Job> In the data below, locate each line with the word "воду" and list it.

(Data entries)
----------

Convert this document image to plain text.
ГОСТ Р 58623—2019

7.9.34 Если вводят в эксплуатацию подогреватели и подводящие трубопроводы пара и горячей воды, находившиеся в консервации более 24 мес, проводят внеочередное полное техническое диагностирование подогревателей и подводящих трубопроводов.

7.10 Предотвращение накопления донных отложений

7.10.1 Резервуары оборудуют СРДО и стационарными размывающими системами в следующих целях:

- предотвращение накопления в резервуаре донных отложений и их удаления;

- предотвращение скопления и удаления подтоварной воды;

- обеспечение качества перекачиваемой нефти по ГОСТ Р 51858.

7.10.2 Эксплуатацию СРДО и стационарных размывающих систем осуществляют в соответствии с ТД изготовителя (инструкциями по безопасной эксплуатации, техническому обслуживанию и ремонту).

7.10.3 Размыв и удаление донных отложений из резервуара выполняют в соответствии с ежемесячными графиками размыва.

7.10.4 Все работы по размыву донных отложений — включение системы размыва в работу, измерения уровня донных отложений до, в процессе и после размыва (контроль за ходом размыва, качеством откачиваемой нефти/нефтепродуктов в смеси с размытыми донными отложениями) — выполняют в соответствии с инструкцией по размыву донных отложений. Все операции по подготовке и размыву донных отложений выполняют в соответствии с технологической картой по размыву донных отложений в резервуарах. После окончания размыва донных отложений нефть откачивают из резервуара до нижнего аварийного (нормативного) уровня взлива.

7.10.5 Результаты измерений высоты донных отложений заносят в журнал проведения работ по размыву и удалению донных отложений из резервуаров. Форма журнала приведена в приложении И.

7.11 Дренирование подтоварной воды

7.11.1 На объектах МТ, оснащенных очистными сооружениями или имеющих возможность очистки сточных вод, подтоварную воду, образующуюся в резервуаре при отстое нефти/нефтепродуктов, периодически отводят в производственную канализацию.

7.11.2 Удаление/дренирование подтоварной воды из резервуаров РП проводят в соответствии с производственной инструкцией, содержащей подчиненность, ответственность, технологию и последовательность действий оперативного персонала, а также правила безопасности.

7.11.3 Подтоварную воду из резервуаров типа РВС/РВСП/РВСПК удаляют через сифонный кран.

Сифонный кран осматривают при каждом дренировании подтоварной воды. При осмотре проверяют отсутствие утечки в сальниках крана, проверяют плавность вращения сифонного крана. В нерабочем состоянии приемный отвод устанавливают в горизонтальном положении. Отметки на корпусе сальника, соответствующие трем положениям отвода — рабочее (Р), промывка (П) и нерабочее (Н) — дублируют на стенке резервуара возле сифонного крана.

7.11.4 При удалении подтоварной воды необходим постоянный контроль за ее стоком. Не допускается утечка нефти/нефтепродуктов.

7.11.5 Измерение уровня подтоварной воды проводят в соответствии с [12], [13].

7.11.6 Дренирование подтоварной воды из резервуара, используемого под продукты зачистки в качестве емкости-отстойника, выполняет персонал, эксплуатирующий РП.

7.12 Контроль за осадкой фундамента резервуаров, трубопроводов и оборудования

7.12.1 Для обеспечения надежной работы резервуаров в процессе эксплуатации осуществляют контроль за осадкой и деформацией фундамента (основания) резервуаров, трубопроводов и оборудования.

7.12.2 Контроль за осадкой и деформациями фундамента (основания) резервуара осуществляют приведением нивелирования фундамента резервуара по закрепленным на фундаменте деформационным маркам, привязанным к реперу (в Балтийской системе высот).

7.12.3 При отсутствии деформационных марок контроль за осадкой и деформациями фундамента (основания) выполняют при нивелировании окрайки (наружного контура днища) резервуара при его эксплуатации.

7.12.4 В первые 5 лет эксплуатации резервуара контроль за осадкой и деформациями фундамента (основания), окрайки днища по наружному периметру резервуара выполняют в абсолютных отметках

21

----------

Exercise result>
7.11.1 На объектах МТ, оснащенных очистными сооружениями или имеющих возможность очистки сточных вод, подтоварную воду, образующуюся в резервуаре при отстое нефти/нефтепродуктов, периодически отводят в производственную канализацию.
7.11.3 Подтоварную воду из резервуаров типа РВС/РВСП/РВСПК удаляют через сифонный кран.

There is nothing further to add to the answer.